* [Exercise prompt]
Do not include the pictures; repeat the rest of the data exactly.

* [Data for processing]
START

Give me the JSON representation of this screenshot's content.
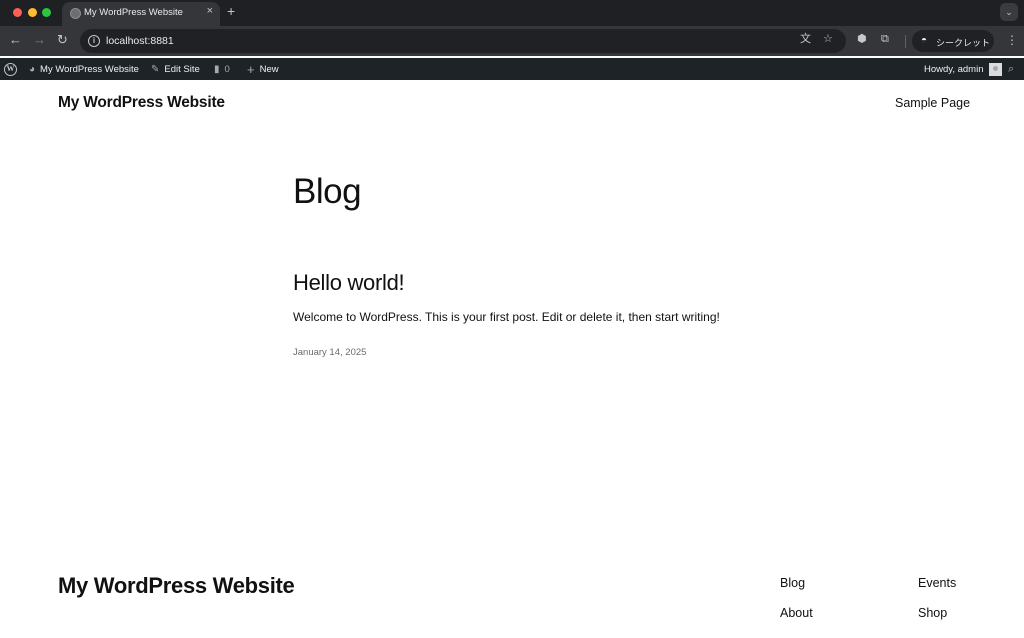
{
  "browser": {
    "tab": {
      "title": "My WordPress Website",
      "close": "×"
    },
    "new_tab": "+",
    "tab_search": "⌄",
    "url": "localhost:8881",
    "incognito_label": "シークレット",
    "icons": {
      "back": "back-arrow-icon",
      "forward": "forward-arrow-icon",
      "reload": "reload-icon",
      "translate": "translate-icon",
      "bookmark": "star-icon",
      "extension": "puzzle-icon",
      "menu": "kebab-menu-icon"
    }
  },
  "adminbar": {
    "site_name": "My WordPress Website",
    "edit_site": "Edit Site",
    "comments_count": "0",
    "new_label": "New",
    "howdy": "Howdy, admin"
  },
  "header": {
    "site_title": "My WordPress Website",
    "nav": [
      "Sample Page"
    ]
  },
  "main": {
    "page_title": "Blog",
    "posts": [
      {
        "title": "Hello world!",
        "excerpt": "Welcome to WordPress. This is your first post. Edit or delete it, then start writing!",
        "date": "January 14, 2025"
      }
    ]
  },
  "footer": {
    "site_title": "My WordPress Website",
    "links_col1": [
      "Blog",
      "About"
    ],
    "links_col2": [
      "Events",
      "Shop"
    ]
  },
  "colors": {
    "tabbar": "#1f2023",
    "toolbar": "#35363a",
    "adminbar": "#1d2327",
    "text": "#111111"
  }
}
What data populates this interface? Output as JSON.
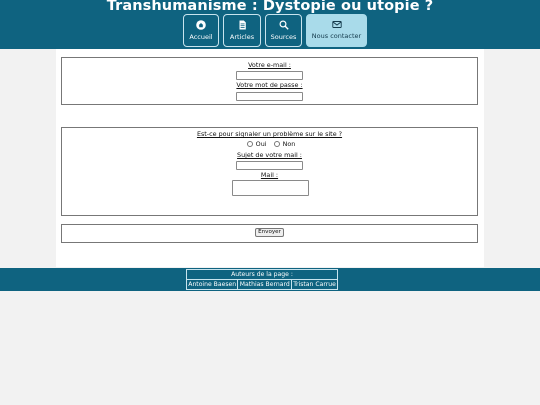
{
  "header": {
    "title": "Transhumanisme : Dystopie ou utopie ?",
    "nav": [
      {
        "label": "Accueil",
        "icon": "home-icon"
      },
      {
        "label": "Articles",
        "icon": "document-icon"
      },
      {
        "label": "Sources",
        "icon": "search-icon"
      },
      {
        "label": "Nous contacter",
        "icon": "mail-icon",
        "active": true
      }
    ]
  },
  "login_form": {
    "email_label": "Votre e-mail :",
    "password_label": "Votre mot de passe :",
    "email_value": "",
    "password_value": ""
  },
  "report_form": {
    "question": "Est-ce pour signaler un problème sur le site ?",
    "option_yes": "Oui",
    "option_no": "Non",
    "subject_label": "Sujet de votre mail :",
    "mail_label": "Mail :",
    "subject_value": "",
    "mail_value": ""
  },
  "submit": {
    "label": "Envoyer"
  },
  "footer": {
    "authors_title": "Auteurs de la page :",
    "authors": [
      "Antoine Baesen",
      "Mathias Bernard",
      "Tristan Carrue"
    ]
  },
  "colors": {
    "header_bg": "#0f6380",
    "active_tab_bg": "#a9dbea",
    "page_bg": "#f2f2f2"
  }
}
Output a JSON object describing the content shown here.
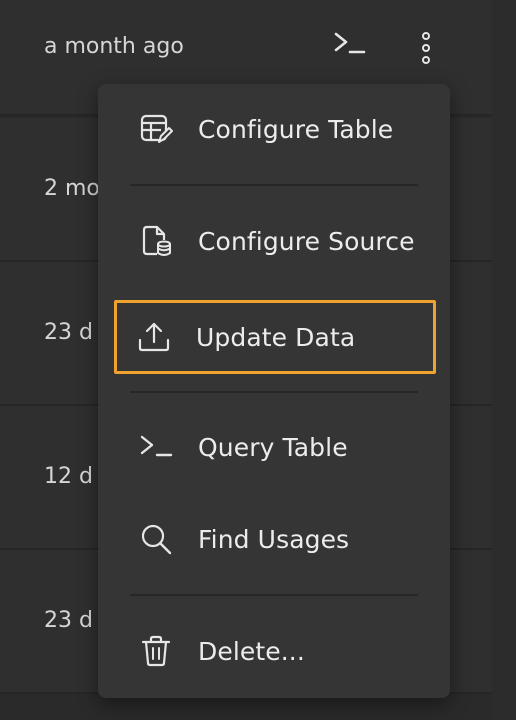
{
  "rows": [
    {
      "time": "a month ago"
    },
    {
      "time": "2 mo"
    },
    {
      "time": "23 d"
    },
    {
      "time": "12 d"
    },
    {
      "time": "23 d"
    }
  ],
  "toolbar": {
    "query_icon": "terminal-icon",
    "more_icon": "more-vertical-icon"
  },
  "menu": {
    "items": [
      {
        "label": "Configure Table",
        "icon": "table-edit-icon"
      },
      {
        "label": "Configure Source",
        "icon": "source-database-icon"
      },
      {
        "label": "Update Data",
        "icon": "upload-icon",
        "highlighted": true
      },
      {
        "label": "Query Table",
        "icon": "terminal-icon"
      },
      {
        "label": "Find Usages",
        "icon": "search-icon"
      },
      {
        "label": "Delete...",
        "icon": "trash-icon"
      }
    ]
  },
  "colors": {
    "background": "#2a2a2a",
    "menu_background": "#353535",
    "highlight": "#f0a22e",
    "text": "#ececec"
  }
}
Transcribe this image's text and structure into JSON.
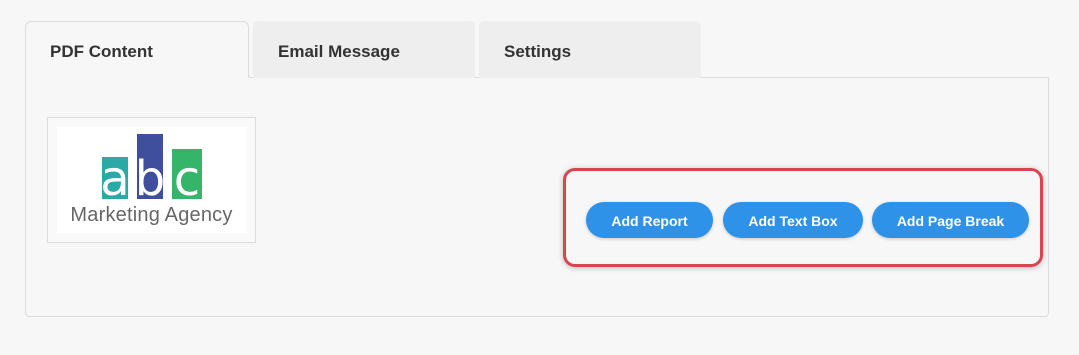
{
  "tabs": [
    {
      "label": "PDF Content",
      "active": true
    },
    {
      "label": "Email Message",
      "active": false
    },
    {
      "label": "Settings",
      "active": false
    }
  ],
  "logo": {
    "letters": [
      "a",
      "b",
      "c"
    ],
    "subtitle": "Marketing Agency",
    "colors": {
      "a": "#2aa9a6",
      "b": "#3f4f9d",
      "c": "#35b56a"
    }
  },
  "actions": {
    "add_report": "Add Report",
    "add_text_box": "Add Text Box",
    "add_page_break": "Add Page Break"
  },
  "colors": {
    "button": "#2f92e9",
    "highlight": "#d9444f"
  }
}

END

* [Task output]
Give me the JSON representation of this screenshot's content.
{
  "browser": {
    "tab": {
      "title": "My WordPress Website",
      "close": "×"
    },
    "new_tab": "+",
    "tab_search": "⌄",
    "url": "localhost:8881",
    "incognito_label": "シークレット",
    "icons": {
      "back": "back-arrow-icon",
      "forward": "forward-arrow-icon",
      "reload": "reload-icon",
      "translate": "translate-icon",
      "bookmark": "star-icon",
      "extension": "puzzle-icon",
      "menu": "kebab-menu-icon"
    }
  },
  "adminbar": {
    "site_name": "My WordPress Website",
    "edit_site": "Edit Site",
    "comments_count": "0",
    "new_label": "New",
    "howdy": "Howdy, admin"
  },
  "header": {
    "site_title": "My WordPress Website",
    "nav": [
      "Sample Page"
    ]
  },
  "main": {
    "page_title": "Blog",
    "posts": [
      {
        "title": "Hello world!",
        "excerpt": "Welcome to WordPress. This is your first post. Edit or delete it, then start writing!",
        "date": "January 14, 2025"
      }
    ]
  },
  "footer": {
    "site_title": "My WordPress Website",
    "links_col1": [
      "Blog",
      "About"
    ],
    "links_col2": [
      "Events",
      "Shop"
    ]
  },
  "colors": {
    "tabbar": "#1f2023",
    "toolbar": "#35363a",
    "adminbar": "#1d2327",
    "text": "#111111"
  }
}
What data populates this interface? Output as JSON.
{
  "header": {
    "title": "Transhumanisme : Dystopie ou utopie ?",
    "nav": [
      {
        "label": "Accueil",
        "icon": "home-icon"
      },
      {
        "label": "Articles",
        "icon": "document-icon"
      },
      {
        "label": "Sources",
        "icon": "search-icon"
      },
      {
        "label": "Nous contacter",
        "icon": "mail-icon",
        "active": true
      }
    ]
  },
  "login_form": {
    "email_label": "Votre e-mail :",
    "password_label": "Votre mot de passe :",
    "email_value": "",
    "password_value": ""
  },
  "report_form": {
    "question": "Est-ce pour signaler un problème sur le site ?",
    "option_yes": "Oui",
    "option_no": "Non",
    "subject_label": "Sujet de votre mail :",
    "mail_label": "Mail :",
    "subject_value": "",
    "mail_value": ""
  },
  "submit": {
    "label": "Envoyer"
  },
  "footer": {
    "authors_title": "Auteurs de la page :",
    "authors": [
      "Antoine Baesen",
      "Mathias Bernard",
      "Tristan Carrue"
    ]
  },
  "colors": {
    "header_bg": "#0f6380",
    "active_tab_bg": "#a9dbea",
    "page_bg": "#f2f2f2"
  }
}
Output a JSON object describing the content shown here.
{
  "rows": [
    {
      "time": "a month ago"
    },
    {
      "time": "2 mo"
    },
    {
      "time": "23 d"
    },
    {
      "time": "12 d"
    },
    {
      "time": "23 d"
    }
  ],
  "toolbar": {
    "query_icon": "terminal-icon",
    "more_icon": "more-vertical-icon"
  },
  "menu": {
    "items": [
      {
        "label": "Configure Table",
        "icon": "table-edit-icon"
      },
      {
        "label": "Configure Source",
        "icon": "source-database-icon"
      },
      {
        "label": "Update Data",
        "icon": "upload-icon",
        "highlighted": true
      },
      {
        "label": "Query Table",
        "icon": "terminal-icon"
      },
      {
        "label": "Find Usages",
        "icon": "search-icon"
      },
      {
        "label": "Delete...",
        "icon": "trash-icon"
      }
    ]
  },
  "colors": {
    "background": "#2a2a2a",
    "menu_background": "#353535",
    "highlight": "#f0a22e",
    "text": "#ececec"
  }
}
Transcribe this image's text and structure into JSON.
{
  "tabs": [
    {
      "label": "PDF Content",
      "active": true
    },
    {
      "label": "Email Message",
      "active": false
    },
    {
      "label": "Settings",
      "active": false
    }
  ],
  "logo": {
    "letters": [
      "a",
      "b",
      "c"
    ],
    "subtitle": "Marketing Agency",
    "colors": {
      "a": "#2aa9a6",
      "b": "#3f4f9d",
      "c": "#35b56a"
    }
  },
  "actions": {
    "add_report": "Add Report",
    "add_text_box": "Add Text Box",
    "add_page_break": "Add Page Break"
  },
  "colors": {
    "button": "#2f92e9",
    "highlight": "#d9444f"
  }
}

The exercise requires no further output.